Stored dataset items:
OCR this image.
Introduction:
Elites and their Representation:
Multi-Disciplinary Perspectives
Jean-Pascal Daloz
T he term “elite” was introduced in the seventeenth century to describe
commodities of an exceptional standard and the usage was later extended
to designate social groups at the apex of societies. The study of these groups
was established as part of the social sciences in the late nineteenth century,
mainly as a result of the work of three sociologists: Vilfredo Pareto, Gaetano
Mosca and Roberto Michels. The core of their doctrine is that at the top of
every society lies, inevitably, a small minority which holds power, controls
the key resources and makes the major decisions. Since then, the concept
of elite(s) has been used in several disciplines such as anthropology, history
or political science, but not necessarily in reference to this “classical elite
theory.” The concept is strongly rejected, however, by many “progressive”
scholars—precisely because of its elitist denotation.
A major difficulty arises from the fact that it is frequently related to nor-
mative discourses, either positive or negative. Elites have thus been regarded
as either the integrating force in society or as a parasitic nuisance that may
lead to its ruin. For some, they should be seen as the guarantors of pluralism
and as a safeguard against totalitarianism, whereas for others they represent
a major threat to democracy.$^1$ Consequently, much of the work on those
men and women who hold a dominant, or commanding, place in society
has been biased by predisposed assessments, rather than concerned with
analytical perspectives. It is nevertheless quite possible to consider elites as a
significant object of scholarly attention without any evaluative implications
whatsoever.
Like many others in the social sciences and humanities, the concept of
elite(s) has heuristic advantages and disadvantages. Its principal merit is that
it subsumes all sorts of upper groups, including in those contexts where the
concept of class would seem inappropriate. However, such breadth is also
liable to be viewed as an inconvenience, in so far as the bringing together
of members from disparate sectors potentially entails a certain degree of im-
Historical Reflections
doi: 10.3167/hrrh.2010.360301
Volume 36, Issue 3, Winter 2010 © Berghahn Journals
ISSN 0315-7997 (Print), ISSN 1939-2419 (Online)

▶ **Work to complete**
Output all of the material exactly as written.

▶ **Solution to this task**
OCR this image.
Introduction:
Elites and their Representation:
Multi-Disciplinary Perspectives
Jean-Pascal Daloz
T he term “elite” was introduced in the seventeenth century to describe
commodities of an exceptional standard and the usage was later extended
to designate social groups at the apex of societies. The study of these groups
was established as part of the social sciences in the late nineteenth century,
mainly as a result of the work of three sociologists: Vilfredo Pareto, Gaetano
Mosca and Roberto Michels. The core of their doctrine is that at the top of
every society lies, inevitably, a small minority which holds power, controls
the key resources and makes the major decisions. Since then, the concept
of elite(s) has been used in several disciplines such as anthropology, history
or political science, but not necessarily in reference to this “classical elite
theory.” The concept is strongly rejected, however, by many “progressive”
scholars—precisely because of its elitist denotation.
A major difficulty arises from the fact that it is frequently related to nor-
mative discourses, either positive or negative. Elites have thus been regarded
as either the integrating force in society or as a parasitic nuisance that may
lead to its ruin. For some, they should be seen as the guarantors of pluralism
and as a safeguard against totalitarianism, whereas for others they represent
a major threat to democracy.$^1$ Consequently, much of the work on those
men and women who hold a dominant, or commanding, place in society
has been biased by predisposed assessments, rather than concerned with
analytical perspectives. It is nevertheless quite possible to consider elites as a
significant object of scholarly attention without any evaluative implications
whatsoever.
Like many others in the social sciences and humanities, the concept of
elite(s) has heuristic advantages and disadvantages. Its principal merit is that
it subsumes all sorts of upper groups, including in those contexts where the
concept of class would seem inappropriate. However, such breadth is also
liable to be viewed as an inconvenience, in so far as the bringing together
of members from disparate sectors potentially entails a certain degree of im-
Historical Reflections
doi: 10.3167/hrrh.2010.360301
Volume 36, Issue 3, Winter 2010 © Berghahn Journals
ISSN 0315-7997 (Print), ISSN 1939-2419 (Online)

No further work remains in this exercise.